* What you have to do
Using the data below, repeat all of it precisely.

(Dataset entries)
┄┄┄┄┄┄┄┄┄┄

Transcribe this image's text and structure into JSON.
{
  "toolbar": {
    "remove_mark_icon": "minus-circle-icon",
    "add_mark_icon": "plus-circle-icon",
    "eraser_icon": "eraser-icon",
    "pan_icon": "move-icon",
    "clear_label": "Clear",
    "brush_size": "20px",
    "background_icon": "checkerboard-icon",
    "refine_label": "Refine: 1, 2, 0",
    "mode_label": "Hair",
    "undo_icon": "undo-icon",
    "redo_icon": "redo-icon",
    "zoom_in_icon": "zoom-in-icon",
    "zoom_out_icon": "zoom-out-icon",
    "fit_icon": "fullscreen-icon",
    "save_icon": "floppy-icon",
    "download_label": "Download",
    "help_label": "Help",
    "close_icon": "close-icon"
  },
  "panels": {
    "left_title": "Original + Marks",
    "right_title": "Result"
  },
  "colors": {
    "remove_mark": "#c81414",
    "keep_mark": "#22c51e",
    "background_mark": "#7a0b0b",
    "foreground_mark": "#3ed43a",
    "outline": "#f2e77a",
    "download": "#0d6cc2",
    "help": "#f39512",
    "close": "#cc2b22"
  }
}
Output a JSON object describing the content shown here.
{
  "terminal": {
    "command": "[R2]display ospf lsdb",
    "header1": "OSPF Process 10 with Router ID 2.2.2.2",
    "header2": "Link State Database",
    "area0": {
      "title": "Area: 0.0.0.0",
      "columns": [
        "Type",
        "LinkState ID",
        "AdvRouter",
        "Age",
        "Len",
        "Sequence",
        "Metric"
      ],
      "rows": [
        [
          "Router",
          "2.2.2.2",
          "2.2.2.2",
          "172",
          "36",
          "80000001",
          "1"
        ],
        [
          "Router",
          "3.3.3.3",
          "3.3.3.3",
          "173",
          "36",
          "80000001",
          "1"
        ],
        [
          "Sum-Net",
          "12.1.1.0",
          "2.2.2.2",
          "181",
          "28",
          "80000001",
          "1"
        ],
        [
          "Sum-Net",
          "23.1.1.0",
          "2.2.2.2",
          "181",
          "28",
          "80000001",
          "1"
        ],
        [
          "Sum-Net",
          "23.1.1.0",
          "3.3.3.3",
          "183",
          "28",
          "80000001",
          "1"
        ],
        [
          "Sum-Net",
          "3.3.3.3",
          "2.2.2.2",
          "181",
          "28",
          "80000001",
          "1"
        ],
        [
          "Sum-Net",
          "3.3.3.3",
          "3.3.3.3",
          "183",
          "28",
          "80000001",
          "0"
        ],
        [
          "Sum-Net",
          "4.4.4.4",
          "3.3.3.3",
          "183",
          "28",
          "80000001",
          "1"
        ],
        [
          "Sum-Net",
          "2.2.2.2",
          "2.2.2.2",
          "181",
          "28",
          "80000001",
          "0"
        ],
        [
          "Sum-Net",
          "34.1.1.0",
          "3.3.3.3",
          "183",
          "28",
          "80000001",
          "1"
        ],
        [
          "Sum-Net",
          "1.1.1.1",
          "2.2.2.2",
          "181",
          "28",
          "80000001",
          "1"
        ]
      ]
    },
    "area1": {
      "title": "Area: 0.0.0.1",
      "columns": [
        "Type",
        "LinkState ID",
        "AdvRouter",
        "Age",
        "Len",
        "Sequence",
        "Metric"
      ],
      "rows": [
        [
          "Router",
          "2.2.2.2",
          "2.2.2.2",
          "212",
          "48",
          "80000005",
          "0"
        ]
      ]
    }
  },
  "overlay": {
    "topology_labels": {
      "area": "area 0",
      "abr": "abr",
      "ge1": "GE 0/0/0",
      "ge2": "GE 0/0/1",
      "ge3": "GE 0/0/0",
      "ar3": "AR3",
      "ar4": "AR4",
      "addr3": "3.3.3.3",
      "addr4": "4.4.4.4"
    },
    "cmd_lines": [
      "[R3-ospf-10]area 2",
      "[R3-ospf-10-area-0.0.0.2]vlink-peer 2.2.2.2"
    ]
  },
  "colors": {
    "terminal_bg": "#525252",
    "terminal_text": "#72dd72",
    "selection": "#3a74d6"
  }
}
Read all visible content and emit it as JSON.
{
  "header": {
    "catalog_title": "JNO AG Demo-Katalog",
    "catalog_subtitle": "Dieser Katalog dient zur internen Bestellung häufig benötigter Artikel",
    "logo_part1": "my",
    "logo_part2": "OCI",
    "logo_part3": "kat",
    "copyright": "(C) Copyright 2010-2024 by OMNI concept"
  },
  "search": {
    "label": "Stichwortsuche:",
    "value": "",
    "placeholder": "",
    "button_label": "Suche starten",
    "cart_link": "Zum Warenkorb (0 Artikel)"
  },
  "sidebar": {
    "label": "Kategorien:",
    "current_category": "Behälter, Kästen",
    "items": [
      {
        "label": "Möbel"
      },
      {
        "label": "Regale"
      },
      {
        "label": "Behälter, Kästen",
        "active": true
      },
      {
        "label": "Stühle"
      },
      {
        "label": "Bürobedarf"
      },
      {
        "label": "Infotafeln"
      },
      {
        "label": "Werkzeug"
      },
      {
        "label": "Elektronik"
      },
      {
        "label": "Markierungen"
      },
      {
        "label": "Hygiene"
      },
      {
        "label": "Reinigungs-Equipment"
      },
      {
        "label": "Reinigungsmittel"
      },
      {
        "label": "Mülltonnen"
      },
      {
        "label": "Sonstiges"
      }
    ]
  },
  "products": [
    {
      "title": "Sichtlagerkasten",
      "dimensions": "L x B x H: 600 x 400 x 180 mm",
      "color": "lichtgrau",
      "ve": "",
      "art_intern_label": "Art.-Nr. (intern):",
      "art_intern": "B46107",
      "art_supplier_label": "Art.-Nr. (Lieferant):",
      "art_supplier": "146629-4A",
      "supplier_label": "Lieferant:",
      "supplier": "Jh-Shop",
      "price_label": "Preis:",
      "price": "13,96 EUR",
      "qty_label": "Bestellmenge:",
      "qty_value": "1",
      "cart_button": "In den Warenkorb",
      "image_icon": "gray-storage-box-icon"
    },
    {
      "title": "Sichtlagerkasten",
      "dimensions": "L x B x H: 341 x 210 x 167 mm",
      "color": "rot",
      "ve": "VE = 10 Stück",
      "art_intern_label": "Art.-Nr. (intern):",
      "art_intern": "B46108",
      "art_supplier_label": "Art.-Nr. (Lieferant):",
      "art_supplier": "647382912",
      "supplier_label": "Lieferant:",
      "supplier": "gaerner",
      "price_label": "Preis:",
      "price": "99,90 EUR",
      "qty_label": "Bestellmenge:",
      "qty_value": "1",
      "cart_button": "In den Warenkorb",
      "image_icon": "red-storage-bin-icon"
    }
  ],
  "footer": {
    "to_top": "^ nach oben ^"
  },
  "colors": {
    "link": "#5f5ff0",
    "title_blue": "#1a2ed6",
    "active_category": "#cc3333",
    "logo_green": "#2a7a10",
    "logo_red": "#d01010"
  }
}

┄┄┄┄┄┄┄┄┄┄

* Worked solution
Transcribe this image's text and structure into JSON.
{
  "toolbar": {
    "remove_mark_icon": "minus-circle-icon",
    "add_mark_icon": "plus-circle-icon",
    "eraser_icon": "eraser-icon",
    "pan_icon": "move-icon",
    "clear_label": "Clear",
    "brush_size": "20px",
    "background_icon": "checkerboard-icon",
    "refine_label": "Refine: 1, 2, 0",
    "mode_label": "Hair",
    "undo_icon": "undo-icon",
    "redo_icon": "redo-icon",
    "zoom_in_icon": "zoom-in-icon",
    "zoom_out_icon": "zoom-out-icon",
    "fit_icon": "fullscreen-icon",
    "save_icon": "floppy-icon",
    "download_label": "Download",
    "help_label": "Help",
    "close_icon": "close-icon"
  },
  "panels": {
    "left_title": "Original + Marks",
    "right_title": "Result"
  },
  "colors": {
    "remove_mark": "#c81414",
    "keep_mark": "#22c51e",
    "background_mark": "#7a0b0b",
    "foreground_mark": "#3ed43a",
    "outline": "#f2e77a",
    "download": "#0d6cc2",
    "help": "#f39512",
    "close": "#cc2b22"
  }
}
Output a JSON object describing the content shown here.
{
  "terminal": {
    "command": "[R2]display ospf lsdb",
    "header1": "OSPF Process 10 with Router ID 2.2.2.2",
    "header2": "Link State Database",
    "area0": {
      "title": "Area: 0.0.0.0",
      "columns": [
        "Type",
        "LinkState ID",
        "AdvRouter",
        "Age",
        "Len",
        "Sequence",
        "Metric"
      ],
      "rows": [
        [
          "Router",
          "2.2.2.2",
          "2.2.2.2",
          "172",
          "36",
          "80000001",
          "1"
        ],
        [
          "Router",
          "3.3.3.3",
          "3.3.3.3",
          "173",
          "36",
          "80000001",
          "1"
        ],
        [
          "Sum-Net",
          "12.1.1.0",
          "2.2.2.2",
          "181",
          "28",
          "80000001",
          "1"
        ],
        [
          "Sum-Net",
          "23.1.1.0",
          "2.2.2.2",
          "181",
          "28",
          "80000001",
          "1"
        ],
        [
          "Sum-Net",
          "23.1.1.0",
          "3.3.3.3",
          "183",
          "28",
          "80000001",
          "1"
        ],
        [
          "Sum-Net",
          "3.3.3.3",
          "2.2.2.2",
          "181",
          "28",
          "80000001",
          "1"
        ],
        [
          "Sum-Net",
          "3.3.3.3",
          "3.3.3.3",
          "183",
          "28",
          "80000001",
          "0"
        ],
        [
          "Sum-Net",
          "4.4.4.4",
          "3.3.3.3",
          "183",
          "28",
          "80000001",
          "1"
        ],
        [
          "Sum-Net",
          "2.2.2.2",
          "2.2.2.2",
          "181",
          "28",
          "80000001",
          "0"
        ],
        [
          "Sum-Net",
          "34.1.1.0",
          "3.3.3.3",
          "183",
          "28",
          "80000001",
          "1"
        ],
        [
          "Sum-Net",
          "1.1.1.1",
          "2.2.2.2",
          "181",
          "28",
          "80000001",
          "1"
        ]
      ]
    },
    "area1": {
      "title": "Area: 0.0.0.1",
      "columns": [
        "Type",
        "LinkState ID",
        "AdvRouter",
        "Age",
        "Len",
        "Sequence",
        "Metric"
      ],
      "rows": [
        [
          "Router",
          "2.2.2.2",
          "2.2.2.2",
          "212",
          "48",
          "80000005",
          "0"
        ]
      ]
    }
  },
  "overlay": {
    "topology_labels": {
      "area": "area 0",
      "abr": "abr",
      "ge1": "GE 0/0/0",
      "ge2": "GE 0/0/1",
      "ge3": "GE 0/0/0",
      "ar3": "AR3",
      "ar4": "AR4",
      "addr3": "3.3.3.3",
      "addr4": "4.4.4.4"
    },
    "cmd_lines": [
      "[R3-ospf-10]area 2",
      "[R3-ospf-10-area-0.0.0.2]vlink-peer 2.2.2.2"
    ]
  },
  "colors": {
    "terminal_bg": "#525252",
    "terminal_text": "#72dd72",
    "selection": "#3a74d6"
  }
}
Read all visible content and emit it as JSON.
{
  "header": {
    "catalog_title": "JNO AG Demo-Katalog",
    "catalog_subtitle": "Dieser Katalog dient zur internen Bestellung häufig benötigter Artikel",
    "logo_part1": "my",
    "logo_part2": "OCI",
    "logo_part3": "kat",
    "copyright": "(C) Copyright 2010-2024 by OMNI concept"
  },
  "search": {
    "label": "Stichwortsuche:",
    "value": "",
    "placeholder": "",
    "button_label": "Suche starten",
    "cart_link": "Zum Warenkorb (0 Artikel)"
  },
  "sidebar": {
    "label": "Kategorien:",
    "current_category": "Behälter, Kästen",
    "items": [
      {
        "label": "Möbel"
      },
      {
        "label": "Regale"
      },
      {
        "label": "Behälter, Kästen",
        "active": true
      },
      {
        "label": "Stühle"
      },
      {
        "label": "Bürobedarf"
      },
      {
        "label": "Infotafeln"
      },
      {
        "label": "Werkzeug"
      },
      {
        "label": "Elektronik"
      },
      {
        "label": "Markierungen"
      },
      {
        "label": "Hygiene"
      },
      {
        "label": "Reinigungs-Equipment"
      },
      {
        "label": "Reinigungsmittel"
      },
      {
        "label": "Mülltonnen"
      },
      {
        "label": "Sonstiges"
      }
    ]
  },
  "products": [
    {
      "title": "Sichtlagerkasten",
      "dimensions": "L x B x H: 600 x 400 x 180 mm",
      "color": "lichtgrau",
      "ve": "",
      "art_intern_label": "Art.-Nr. (intern):",
      "art_intern": "B46107",
      "art_supplier_label": "Art.-Nr. (Lieferant):",
      "art_supplier": "146629-4A",
      "supplier_label": "Lieferant:",
      "supplier": "Jh-Shop",
      "price_label": "Preis:",
      "price": "13,96 EUR",
      "qty_label": "Bestellmenge:",
      "qty_value": "1",
      "cart_button": "In den Warenkorb",
      "image_icon": "gray-storage-box-icon"
    },
    {
      "title": "Sichtlagerkasten",
      "dimensions": "L x B x H: 341 x 210 x 167 mm",
      "color": "rot",
      "ve": "VE = 10 Stück",
      "art_intern_label": "Art.-Nr. (intern):",
      "art_intern": "B46108",
      "art_supplier_label": "Art.-Nr. (Lieferant):",
      "art_supplier": "647382912",
      "supplier_label": "Lieferant:",
      "supplier": "gaerner",
      "price_label": "Preis:",
      "price": "99,90 EUR",
      "qty_label": "Bestellmenge:",
      "qty_value": "1",
      "cart_button": "In den Warenkorb",
      "image_icon": "red-storage-bin-icon"
    }
  ],
  "footer": {
    "to_top": "^ nach oben ^"
  },
  "colors": {
    "link": "#5f5ff0",
    "title_blue": "#1a2ed6",
    "active_category": "#cc3333",
    "logo_green": "#2a7a10",
    "logo_red": "#d01010"
  }
}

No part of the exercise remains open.